- _Task data_
────────────────────────────────────────

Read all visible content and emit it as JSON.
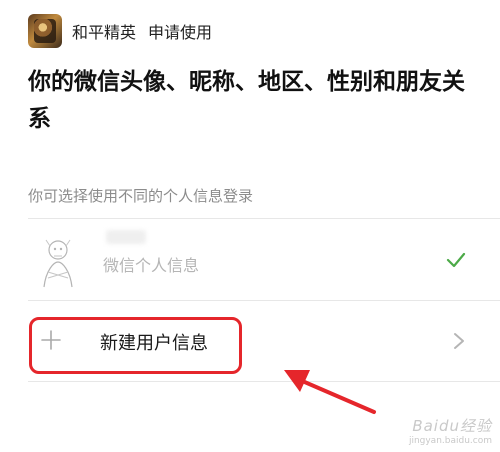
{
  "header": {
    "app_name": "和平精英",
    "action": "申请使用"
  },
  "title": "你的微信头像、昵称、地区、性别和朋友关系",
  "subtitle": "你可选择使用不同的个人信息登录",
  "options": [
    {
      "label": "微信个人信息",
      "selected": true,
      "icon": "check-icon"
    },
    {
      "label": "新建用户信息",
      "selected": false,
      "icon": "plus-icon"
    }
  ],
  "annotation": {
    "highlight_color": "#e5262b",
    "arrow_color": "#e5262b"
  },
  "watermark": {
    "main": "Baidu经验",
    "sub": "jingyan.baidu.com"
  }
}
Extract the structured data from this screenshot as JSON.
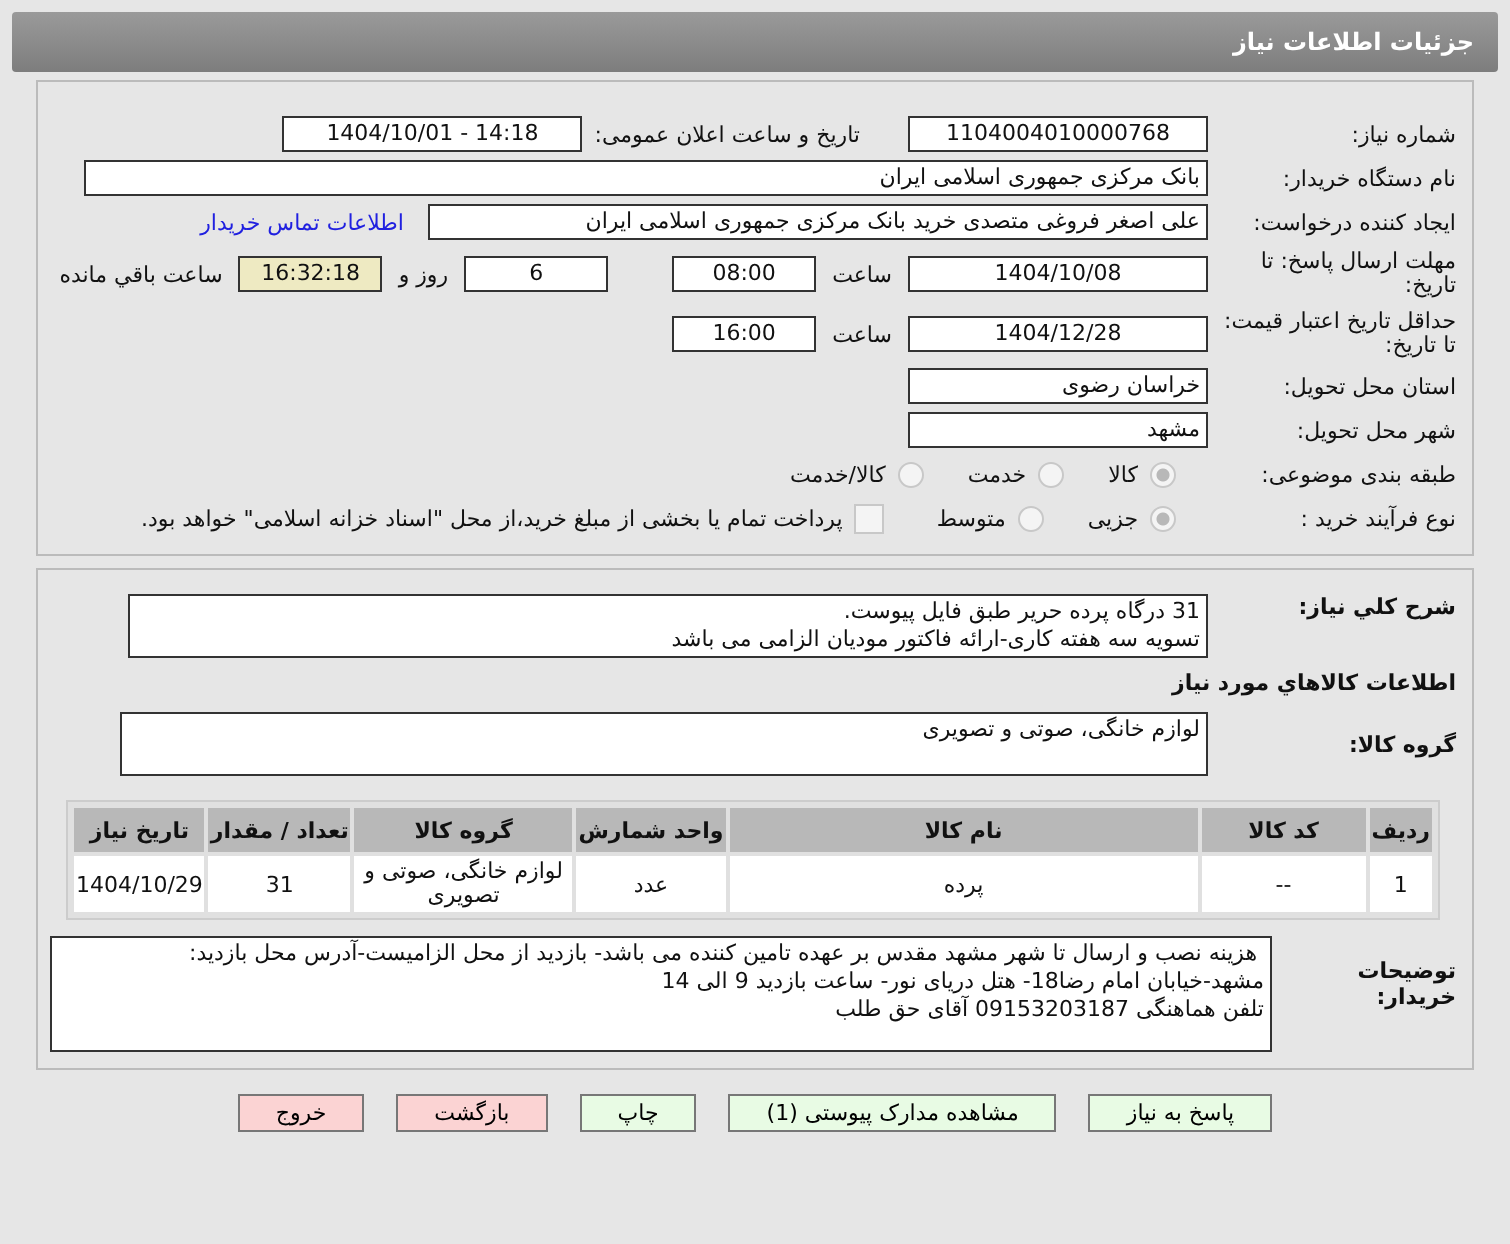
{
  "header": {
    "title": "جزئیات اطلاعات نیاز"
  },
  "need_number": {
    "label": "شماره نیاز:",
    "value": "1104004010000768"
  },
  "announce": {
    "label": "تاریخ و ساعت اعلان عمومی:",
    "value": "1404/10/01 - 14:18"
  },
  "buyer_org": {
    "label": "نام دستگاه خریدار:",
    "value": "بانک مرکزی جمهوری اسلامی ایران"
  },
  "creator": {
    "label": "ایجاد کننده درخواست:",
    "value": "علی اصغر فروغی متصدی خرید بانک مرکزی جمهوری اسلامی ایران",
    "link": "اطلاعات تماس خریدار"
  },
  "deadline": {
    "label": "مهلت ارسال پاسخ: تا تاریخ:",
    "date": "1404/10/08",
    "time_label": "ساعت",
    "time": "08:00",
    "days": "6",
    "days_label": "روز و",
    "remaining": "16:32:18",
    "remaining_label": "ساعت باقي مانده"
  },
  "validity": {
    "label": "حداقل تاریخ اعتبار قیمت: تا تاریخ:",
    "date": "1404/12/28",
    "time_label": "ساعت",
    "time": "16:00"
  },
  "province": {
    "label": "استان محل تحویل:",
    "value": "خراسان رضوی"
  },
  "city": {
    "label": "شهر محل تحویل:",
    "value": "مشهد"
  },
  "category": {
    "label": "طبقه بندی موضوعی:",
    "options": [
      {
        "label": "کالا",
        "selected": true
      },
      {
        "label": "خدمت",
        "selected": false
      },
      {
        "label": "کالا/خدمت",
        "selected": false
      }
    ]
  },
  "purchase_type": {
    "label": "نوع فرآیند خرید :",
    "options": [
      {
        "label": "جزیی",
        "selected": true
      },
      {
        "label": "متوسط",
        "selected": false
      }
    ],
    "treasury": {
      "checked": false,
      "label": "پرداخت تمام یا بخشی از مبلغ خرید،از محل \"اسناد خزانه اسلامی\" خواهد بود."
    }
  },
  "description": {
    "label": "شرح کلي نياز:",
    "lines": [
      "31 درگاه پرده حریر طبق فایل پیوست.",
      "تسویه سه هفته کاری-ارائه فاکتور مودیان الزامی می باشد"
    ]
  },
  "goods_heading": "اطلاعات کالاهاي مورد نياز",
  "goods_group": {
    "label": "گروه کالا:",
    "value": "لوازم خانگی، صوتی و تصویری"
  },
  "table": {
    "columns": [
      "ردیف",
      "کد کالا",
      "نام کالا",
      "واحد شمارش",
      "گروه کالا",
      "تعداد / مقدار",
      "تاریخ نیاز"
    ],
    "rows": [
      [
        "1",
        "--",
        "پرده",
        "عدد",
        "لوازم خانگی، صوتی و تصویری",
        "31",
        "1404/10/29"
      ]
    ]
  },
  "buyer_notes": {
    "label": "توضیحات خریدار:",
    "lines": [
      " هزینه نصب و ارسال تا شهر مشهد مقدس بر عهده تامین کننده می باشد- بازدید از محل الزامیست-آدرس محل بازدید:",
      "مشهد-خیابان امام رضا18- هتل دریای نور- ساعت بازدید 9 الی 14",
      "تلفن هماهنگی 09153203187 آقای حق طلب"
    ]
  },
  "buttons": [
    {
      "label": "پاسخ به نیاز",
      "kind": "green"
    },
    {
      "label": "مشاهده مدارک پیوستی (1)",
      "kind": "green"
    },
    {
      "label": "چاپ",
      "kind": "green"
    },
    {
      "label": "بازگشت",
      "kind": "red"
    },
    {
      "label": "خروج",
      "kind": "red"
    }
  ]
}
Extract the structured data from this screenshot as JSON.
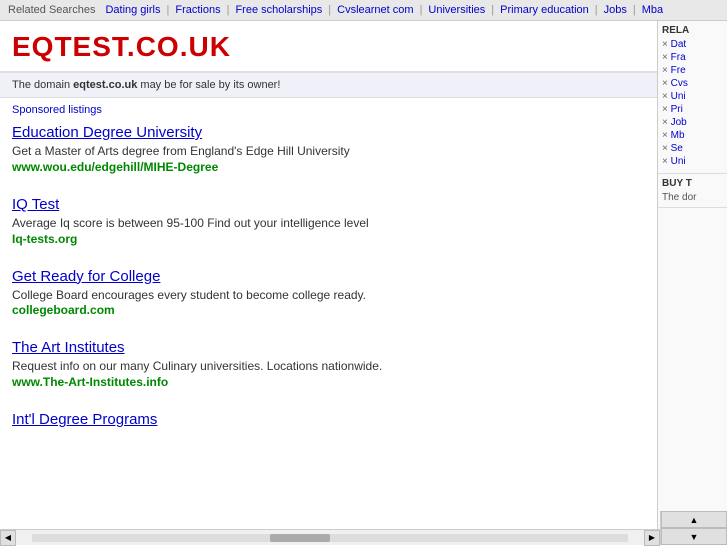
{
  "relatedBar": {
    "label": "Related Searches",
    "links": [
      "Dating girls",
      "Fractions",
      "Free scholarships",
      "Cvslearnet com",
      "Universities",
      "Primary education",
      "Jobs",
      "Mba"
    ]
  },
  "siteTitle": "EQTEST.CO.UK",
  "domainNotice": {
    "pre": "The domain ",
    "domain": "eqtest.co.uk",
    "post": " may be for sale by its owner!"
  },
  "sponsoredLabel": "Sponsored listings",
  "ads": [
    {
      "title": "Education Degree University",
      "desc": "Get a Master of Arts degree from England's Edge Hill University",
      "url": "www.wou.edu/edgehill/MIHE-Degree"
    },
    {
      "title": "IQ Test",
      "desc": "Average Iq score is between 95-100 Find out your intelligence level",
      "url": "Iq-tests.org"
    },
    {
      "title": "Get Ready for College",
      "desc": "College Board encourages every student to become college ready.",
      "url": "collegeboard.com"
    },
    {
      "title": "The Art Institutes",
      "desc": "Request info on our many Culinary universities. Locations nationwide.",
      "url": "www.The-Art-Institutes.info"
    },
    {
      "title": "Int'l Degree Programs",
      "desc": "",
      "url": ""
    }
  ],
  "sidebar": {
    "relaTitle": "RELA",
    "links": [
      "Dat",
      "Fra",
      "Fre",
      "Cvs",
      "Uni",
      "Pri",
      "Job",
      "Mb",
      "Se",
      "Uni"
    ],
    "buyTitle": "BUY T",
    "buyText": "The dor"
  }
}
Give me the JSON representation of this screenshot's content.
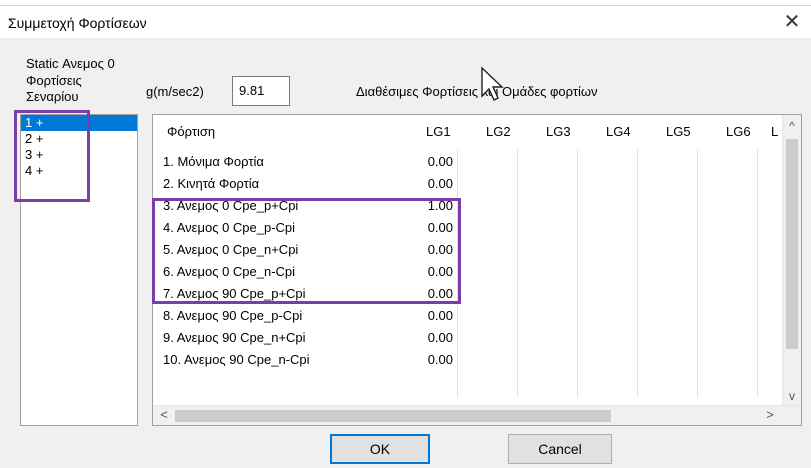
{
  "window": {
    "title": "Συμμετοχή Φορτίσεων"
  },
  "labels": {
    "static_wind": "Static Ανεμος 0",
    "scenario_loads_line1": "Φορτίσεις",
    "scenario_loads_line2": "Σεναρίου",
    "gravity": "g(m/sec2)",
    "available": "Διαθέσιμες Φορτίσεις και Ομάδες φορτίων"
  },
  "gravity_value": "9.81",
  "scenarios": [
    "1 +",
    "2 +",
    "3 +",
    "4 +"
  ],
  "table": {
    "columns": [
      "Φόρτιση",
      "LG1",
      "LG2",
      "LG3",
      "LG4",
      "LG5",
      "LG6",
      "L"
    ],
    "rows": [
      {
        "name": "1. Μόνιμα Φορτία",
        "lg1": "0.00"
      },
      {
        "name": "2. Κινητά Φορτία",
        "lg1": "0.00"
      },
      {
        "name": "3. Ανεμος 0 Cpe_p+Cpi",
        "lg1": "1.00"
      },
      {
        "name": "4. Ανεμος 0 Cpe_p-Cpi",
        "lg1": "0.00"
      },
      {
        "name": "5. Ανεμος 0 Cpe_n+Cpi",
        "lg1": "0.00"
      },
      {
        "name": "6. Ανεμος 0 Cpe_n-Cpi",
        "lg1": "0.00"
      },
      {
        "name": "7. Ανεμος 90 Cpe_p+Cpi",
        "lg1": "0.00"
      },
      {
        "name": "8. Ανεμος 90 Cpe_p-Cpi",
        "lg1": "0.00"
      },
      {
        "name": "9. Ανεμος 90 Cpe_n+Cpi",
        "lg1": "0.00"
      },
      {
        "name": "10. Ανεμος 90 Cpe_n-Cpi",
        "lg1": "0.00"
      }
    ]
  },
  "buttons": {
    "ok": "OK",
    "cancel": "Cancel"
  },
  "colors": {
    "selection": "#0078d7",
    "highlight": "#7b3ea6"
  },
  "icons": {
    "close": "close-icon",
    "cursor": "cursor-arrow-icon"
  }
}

────────────────────────────────────────

- _What to do_
Looking back at the lines above, state how many contain the word "تصویری", and supply nothing besides the number.

- _Solution to the problem_
2